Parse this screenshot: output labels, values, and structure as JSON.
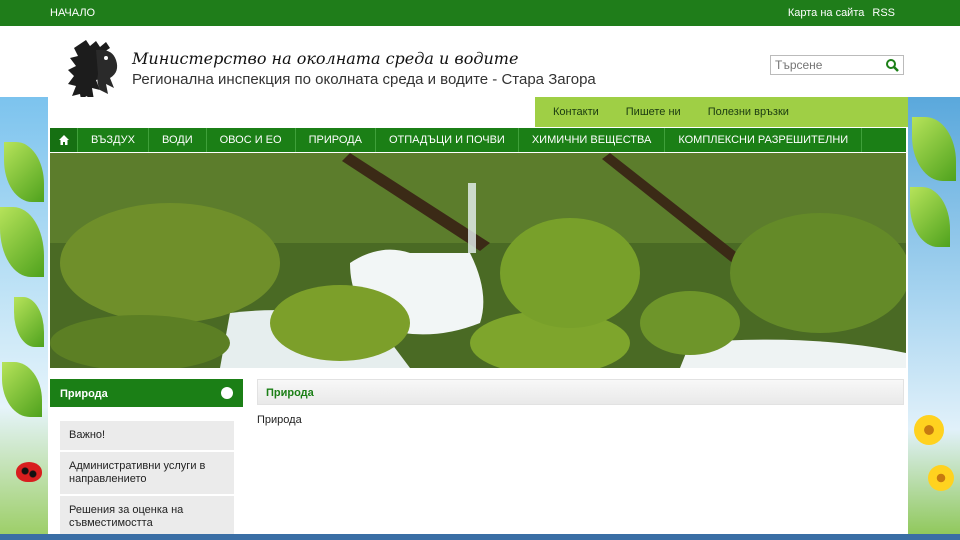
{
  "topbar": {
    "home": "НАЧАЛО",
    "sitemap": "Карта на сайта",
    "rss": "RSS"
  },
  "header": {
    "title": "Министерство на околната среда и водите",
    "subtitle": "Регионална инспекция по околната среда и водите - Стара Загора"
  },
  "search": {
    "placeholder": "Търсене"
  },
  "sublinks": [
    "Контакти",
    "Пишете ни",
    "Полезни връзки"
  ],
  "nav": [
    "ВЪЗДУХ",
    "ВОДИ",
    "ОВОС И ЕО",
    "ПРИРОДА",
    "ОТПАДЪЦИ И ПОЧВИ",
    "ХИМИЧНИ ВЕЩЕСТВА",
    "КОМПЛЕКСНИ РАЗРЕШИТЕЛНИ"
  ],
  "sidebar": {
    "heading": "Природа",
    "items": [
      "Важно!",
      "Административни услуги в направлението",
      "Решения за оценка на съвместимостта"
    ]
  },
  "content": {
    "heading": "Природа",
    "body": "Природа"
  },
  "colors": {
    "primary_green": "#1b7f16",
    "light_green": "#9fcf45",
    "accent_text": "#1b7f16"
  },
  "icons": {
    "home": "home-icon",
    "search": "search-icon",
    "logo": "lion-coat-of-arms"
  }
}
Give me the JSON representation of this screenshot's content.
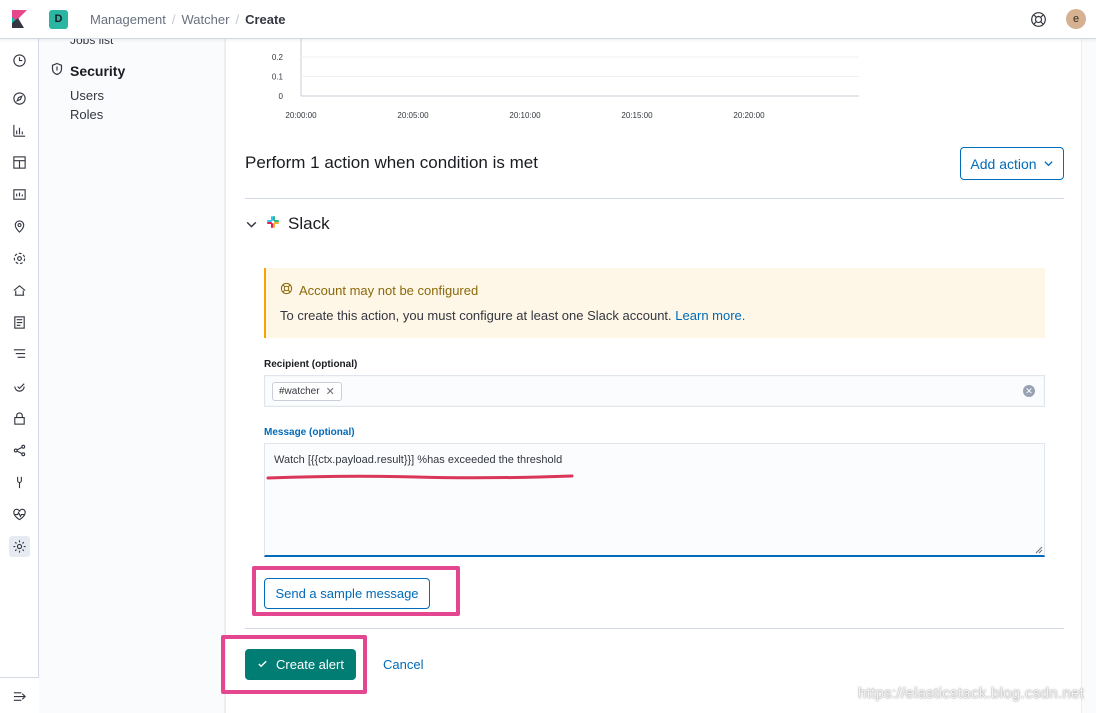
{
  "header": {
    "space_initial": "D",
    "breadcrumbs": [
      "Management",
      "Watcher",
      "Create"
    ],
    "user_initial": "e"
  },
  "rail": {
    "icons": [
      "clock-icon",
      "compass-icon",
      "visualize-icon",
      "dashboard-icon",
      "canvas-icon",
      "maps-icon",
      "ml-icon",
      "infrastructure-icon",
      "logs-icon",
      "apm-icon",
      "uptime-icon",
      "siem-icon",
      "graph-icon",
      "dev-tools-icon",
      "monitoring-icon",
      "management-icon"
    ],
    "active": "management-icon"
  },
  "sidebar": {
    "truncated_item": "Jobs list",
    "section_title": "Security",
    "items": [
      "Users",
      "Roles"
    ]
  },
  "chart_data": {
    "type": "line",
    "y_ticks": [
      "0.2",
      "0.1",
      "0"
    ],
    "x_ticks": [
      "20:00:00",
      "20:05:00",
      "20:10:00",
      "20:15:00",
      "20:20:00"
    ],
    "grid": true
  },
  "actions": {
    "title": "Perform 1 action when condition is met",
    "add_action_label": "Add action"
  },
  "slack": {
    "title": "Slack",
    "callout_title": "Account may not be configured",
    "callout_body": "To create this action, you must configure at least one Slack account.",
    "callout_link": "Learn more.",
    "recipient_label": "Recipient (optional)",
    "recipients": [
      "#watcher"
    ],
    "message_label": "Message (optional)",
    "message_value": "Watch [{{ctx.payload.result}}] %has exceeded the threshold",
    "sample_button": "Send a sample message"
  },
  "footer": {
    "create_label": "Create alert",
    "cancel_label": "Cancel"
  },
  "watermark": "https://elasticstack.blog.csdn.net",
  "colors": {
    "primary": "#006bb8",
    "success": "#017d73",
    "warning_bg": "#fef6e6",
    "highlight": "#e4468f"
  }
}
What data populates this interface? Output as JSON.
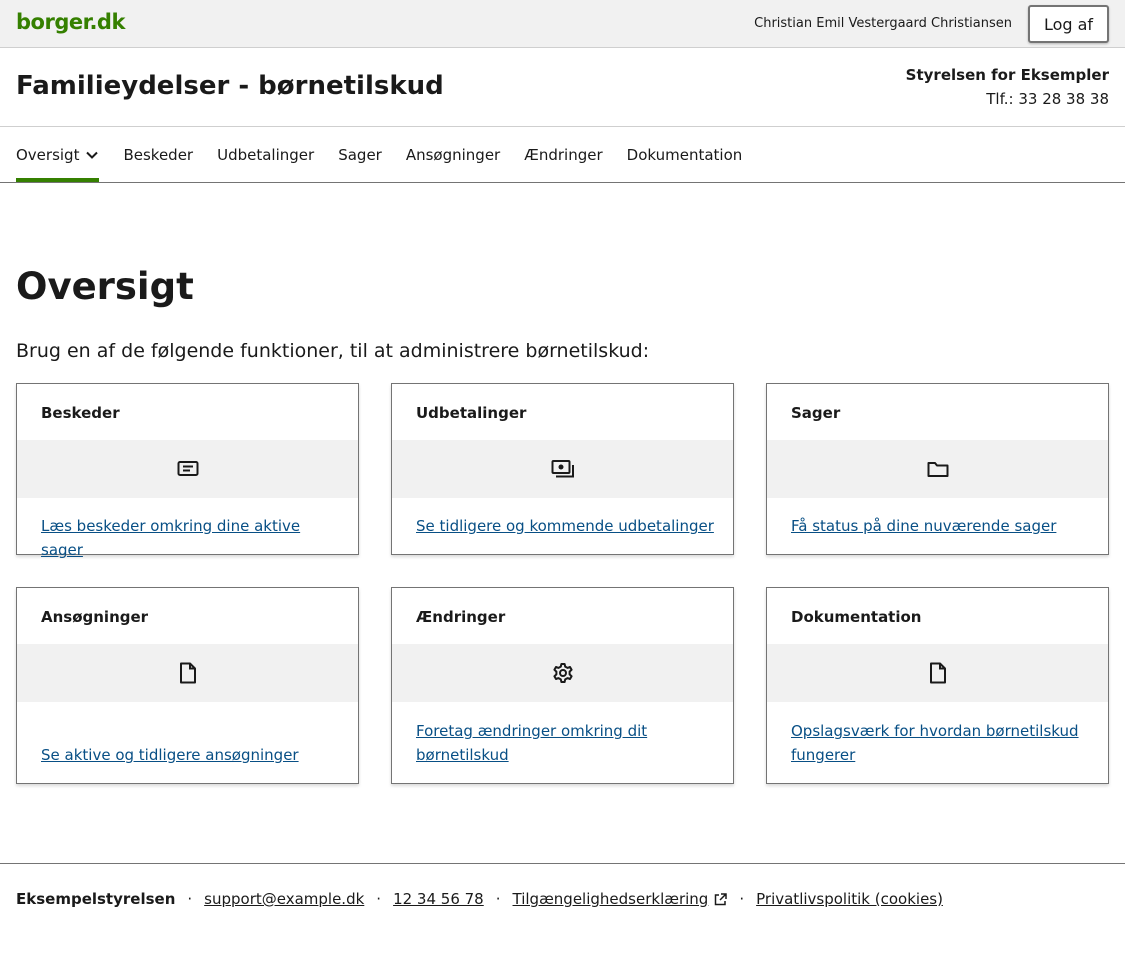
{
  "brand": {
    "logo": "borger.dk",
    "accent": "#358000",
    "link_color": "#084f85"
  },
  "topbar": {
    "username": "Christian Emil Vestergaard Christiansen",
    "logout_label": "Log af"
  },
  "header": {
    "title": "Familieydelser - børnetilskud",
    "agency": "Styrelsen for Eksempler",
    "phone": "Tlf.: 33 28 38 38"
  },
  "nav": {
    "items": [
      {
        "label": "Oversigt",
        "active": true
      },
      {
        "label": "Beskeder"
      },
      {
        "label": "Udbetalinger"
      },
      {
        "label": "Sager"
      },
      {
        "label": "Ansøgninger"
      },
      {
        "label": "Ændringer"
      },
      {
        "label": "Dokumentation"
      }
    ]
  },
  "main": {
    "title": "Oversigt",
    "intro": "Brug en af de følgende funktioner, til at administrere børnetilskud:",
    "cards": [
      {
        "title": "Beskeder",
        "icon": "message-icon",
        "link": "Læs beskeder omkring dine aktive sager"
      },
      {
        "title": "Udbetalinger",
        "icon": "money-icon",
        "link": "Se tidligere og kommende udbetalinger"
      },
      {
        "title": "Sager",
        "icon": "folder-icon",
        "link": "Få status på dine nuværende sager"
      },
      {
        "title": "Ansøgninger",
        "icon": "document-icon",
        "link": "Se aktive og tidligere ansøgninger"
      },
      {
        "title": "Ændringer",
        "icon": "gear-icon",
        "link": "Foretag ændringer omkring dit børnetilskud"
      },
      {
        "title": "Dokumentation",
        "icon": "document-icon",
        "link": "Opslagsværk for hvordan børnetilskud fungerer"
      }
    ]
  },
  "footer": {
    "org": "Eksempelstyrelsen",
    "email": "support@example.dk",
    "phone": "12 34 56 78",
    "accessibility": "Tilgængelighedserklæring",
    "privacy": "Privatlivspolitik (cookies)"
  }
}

-------------------------

» What needs to be done
An exact transcription of all the entries is required, without the pictures.

» Answer for this exercise
Parse this screenshot: output labels, values, and structure as JSON.
{
  "topbar": {
    "home": "НАЧАЛО",
    "sitemap": "Карта на сайта",
    "rss": "RSS"
  },
  "header": {
    "title": "Министерство на околната среда и водите",
    "subtitle": "Регионална инспекция по околната среда и водите - Стара Загора"
  },
  "search": {
    "placeholder": "Търсене"
  },
  "sublinks": [
    "Контакти",
    "Пишете ни",
    "Полезни връзки"
  ],
  "nav": [
    "ВЪЗДУХ",
    "ВОДИ",
    "ОВОС И ЕО",
    "ПРИРОДА",
    "ОТПАДЪЦИ И ПОЧВИ",
    "ХИМИЧНИ ВЕЩЕСТВА",
    "КОМПЛЕКСНИ РАЗРЕШИТЕЛНИ"
  ],
  "sidebar": {
    "heading": "Природа",
    "items": [
      "Важно!",
      "Административни услуги в направлението",
      "Решения за оценка на съвместимостта"
    ]
  },
  "content": {
    "heading": "Природа",
    "body": "Природа"
  },
  "colors": {
    "primary_green": "#1b7f16",
    "light_green": "#9fcf45",
    "accent_text": "#1b7f16"
  },
  "icons": {
    "home": "home-icon",
    "search": "search-icon",
    "logo": "lion-coat-of-arms"
  }
}
Give me the JSON representation of this screenshot's content.
{
  "header": {
    "space_initial": "D",
    "breadcrumbs": [
      "Management",
      "Watcher",
      "Create"
    ],
    "user_initial": "e"
  },
  "rail": {
    "icons": [
      "clock-icon",
      "compass-icon",
      "visualize-icon",
      "dashboard-icon",
      "canvas-icon",
      "maps-icon",
      "ml-icon",
      "infrastructure-icon",
      "logs-icon",
      "apm-icon",
      "uptime-icon",
      "siem-icon",
      "graph-icon",
      "dev-tools-icon",
      "monitoring-icon",
      "management-icon"
    ],
    "active": "management-icon"
  },
  "sidebar": {
    "truncated_item": "Jobs list",
    "section_title": "Security",
    "items": [
      "Users",
      "Roles"
    ]
  },
  "chart_data": {
    "type": "line",
    "y_ticks": [
      "0.2",
      "0.1",
      "0"
    ],
    "x_ticks": [
      "20:00:00",
      "20:05:00",
      "20:10:00",
      "20:15:00",
      "20:20:00"
    ],
    "grid": true
  },
  "actions": {
    "title": "Perform 1 action when condition is met",
    "add_action_label": "Add action"
  },
  "slack": {
    "title": "Slack",
    "callout_title": "Account may not be configured",
    "callout_body": "To create this action, you must configure at least one Slack account.",
    "callout_link": "Learn more.",
    "recipient_label": "Recipient (optional)",
    "recipients": [
      "#watcher"
    ],
    "message_label": "Message (optional)",
    "message_value": "Watch [{{ctx.payload.result}}] %has exceeded the threshold",
    "sample_button": "Send a sample message"
  },
  "footer": {
    "create_label": "Create alert",
    "cancel_label": "Cancel"
  },
  "watermark": "https://elasticstack.blog.csdn.net",
  "colors": {
    "primary": "#006bb8",
    "success": "#017d73",
    "warning_bg": "#fef6e6",
    "highlight": "#e4468f"
  }
}
What data populates this interface? Output as JSON.
{
  "brand": {
    "logo": "borger.dk",
    "accent": "#358000",
    "link_color": "#084f85"
  },
  "topbar": {
    "username": "Christian Emil Vestergaard Christiansen",
    "logout_label": "Log af"
  },
  "header": {
    "title": "Familieydelser - børnetilskud",
    "agency": "Styrelsen for Eksempler",
    "phone": "Tlf.: 33 28 38 38"
  },
  "nav": {
    "items": [
      {
        "label": "Oversigt",
        "active": true
      },
      {
        "label": "Beskeder"
      },
      {
        "label": "Udbetalinger"
      },
      {
        "label": "Sager"
      },
      {
        "label": "Ansøgninger"
      },
      {
        "label": "Ændringer"
      },
      {
        "label": "Dokumentation"
      }
    ]
  },
  "main": {
    "title": "Oversigt",
    "intro": "Brug en af de følgende funktioner, til at administrere børnetilskud:",
    "cards": [
      {
        "title": "Beskeder",
        "icon": "message-icon",
        "link": "Læs beskeder omkring dine aktive sager"
      },
      {
        "title": "Udbetalinger",
        "icon": "money-icon",
        "link": "Se tidligere og kommende udbetalinger"
      },
      {
        "title": "Sager",
        "icon": "folder-icon",
        "link": "Få status på dine nuværende sager"
      },
      {
        "title": "Ansøgninger",
        "icon": "document-icon",
        "link": "Se aktive og tidligere ansøgninger"
      },
      {
        "title": "Ændringer",
        "icon": "gear-icon",
        "link": "Foretag ændringer omkring dit børnetilskud"
      },
      {
        "title": "Dokumentation",
        "icon": "document-icon",
        "link": "Opslagsværk for hvordan børnetilskud fungerer"
      }
    ]
  },
  "footer": {
    "org": "Eksempelstyrelsen",
    "email": "support@example.dk",
    "phone": "12 34 56 78",
    "accessibility": "Tilgængelighedserklæring",
    "privacy": "Privatlivspolitik (cookies)"
  }
}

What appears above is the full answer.